[START OF Exercise inputs]
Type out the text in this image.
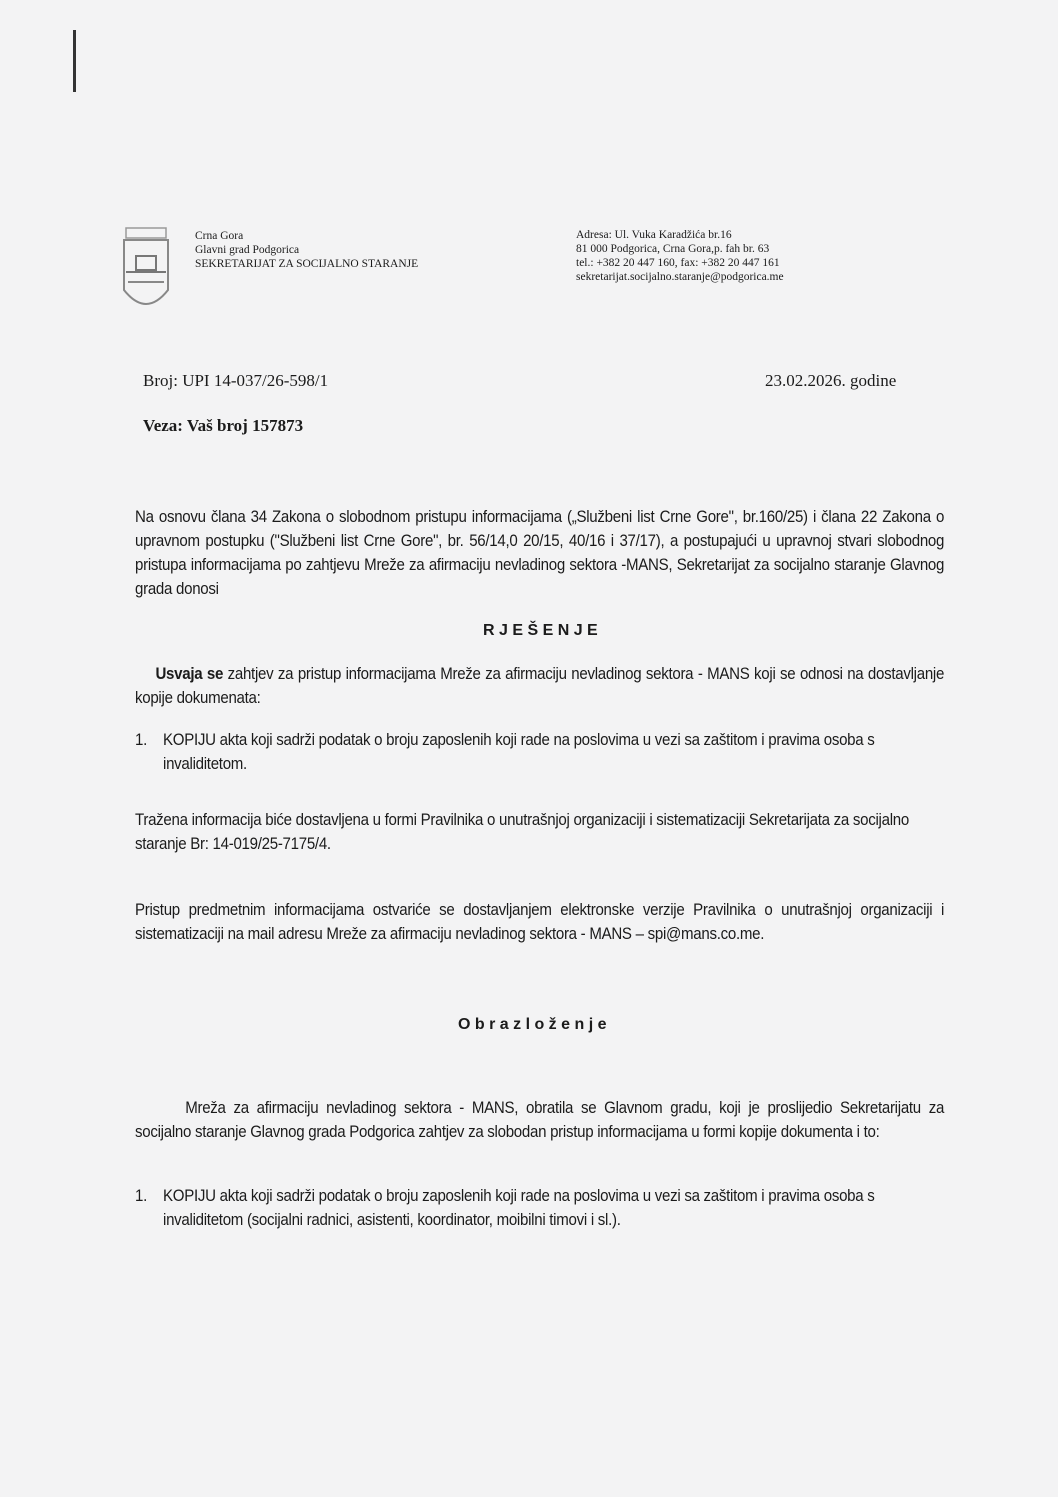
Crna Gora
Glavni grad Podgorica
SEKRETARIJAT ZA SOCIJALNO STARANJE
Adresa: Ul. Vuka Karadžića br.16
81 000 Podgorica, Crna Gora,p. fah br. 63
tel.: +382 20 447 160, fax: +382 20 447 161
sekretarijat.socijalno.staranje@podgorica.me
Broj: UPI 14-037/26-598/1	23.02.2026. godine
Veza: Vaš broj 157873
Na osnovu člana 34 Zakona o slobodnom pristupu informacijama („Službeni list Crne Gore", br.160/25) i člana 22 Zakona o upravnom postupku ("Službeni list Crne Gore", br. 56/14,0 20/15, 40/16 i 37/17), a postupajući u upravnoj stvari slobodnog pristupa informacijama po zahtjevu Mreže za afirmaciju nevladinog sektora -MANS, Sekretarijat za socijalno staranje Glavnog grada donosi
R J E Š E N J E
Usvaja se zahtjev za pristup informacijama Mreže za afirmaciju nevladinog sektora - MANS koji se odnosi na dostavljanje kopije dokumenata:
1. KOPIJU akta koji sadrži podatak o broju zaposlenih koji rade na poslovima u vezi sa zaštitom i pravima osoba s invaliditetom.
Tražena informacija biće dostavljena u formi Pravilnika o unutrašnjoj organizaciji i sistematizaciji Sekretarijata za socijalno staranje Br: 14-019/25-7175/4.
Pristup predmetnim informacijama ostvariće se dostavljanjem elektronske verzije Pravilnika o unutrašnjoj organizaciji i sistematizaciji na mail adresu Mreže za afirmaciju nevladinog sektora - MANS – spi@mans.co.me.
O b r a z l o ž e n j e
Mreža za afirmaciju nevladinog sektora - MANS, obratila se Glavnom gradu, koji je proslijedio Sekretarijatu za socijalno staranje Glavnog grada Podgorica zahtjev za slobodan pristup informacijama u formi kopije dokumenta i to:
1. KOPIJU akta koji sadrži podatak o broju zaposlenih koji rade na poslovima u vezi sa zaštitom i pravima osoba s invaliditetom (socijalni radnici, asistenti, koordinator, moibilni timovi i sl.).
[END OF Exercise inputs]
[START OF Exercise inputs]
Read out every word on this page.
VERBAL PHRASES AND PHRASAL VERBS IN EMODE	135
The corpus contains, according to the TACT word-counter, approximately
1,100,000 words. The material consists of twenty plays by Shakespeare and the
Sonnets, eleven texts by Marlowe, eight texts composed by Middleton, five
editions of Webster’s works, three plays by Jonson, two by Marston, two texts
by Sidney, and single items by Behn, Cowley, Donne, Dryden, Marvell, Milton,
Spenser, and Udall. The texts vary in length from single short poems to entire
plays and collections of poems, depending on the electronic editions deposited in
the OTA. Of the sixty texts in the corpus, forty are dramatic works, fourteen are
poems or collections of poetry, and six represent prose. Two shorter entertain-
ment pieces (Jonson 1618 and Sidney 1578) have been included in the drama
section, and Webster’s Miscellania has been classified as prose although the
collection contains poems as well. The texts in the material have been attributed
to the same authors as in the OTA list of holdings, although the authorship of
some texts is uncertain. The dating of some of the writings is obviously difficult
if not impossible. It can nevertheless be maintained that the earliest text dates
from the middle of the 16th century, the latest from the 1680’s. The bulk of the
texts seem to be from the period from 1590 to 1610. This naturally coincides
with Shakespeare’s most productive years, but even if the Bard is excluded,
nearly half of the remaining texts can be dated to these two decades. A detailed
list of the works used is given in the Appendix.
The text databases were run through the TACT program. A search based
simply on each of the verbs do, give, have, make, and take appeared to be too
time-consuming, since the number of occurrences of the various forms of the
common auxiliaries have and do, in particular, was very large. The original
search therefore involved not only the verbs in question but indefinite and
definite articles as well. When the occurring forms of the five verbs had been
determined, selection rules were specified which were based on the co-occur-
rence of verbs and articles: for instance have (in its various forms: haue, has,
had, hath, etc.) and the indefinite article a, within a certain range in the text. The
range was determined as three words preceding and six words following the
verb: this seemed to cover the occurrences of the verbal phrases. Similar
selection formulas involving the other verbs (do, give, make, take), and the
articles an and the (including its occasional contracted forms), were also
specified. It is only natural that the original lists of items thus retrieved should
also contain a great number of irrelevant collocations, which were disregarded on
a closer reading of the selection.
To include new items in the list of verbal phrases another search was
[END OF Exercise inputs]
Task brief - Write out every line of the data that holds the word "only".

Correct answer -
search therefore involved not only the verbs in question but indefinite and
specified. It is only natural that the original lists of items thus retrieved should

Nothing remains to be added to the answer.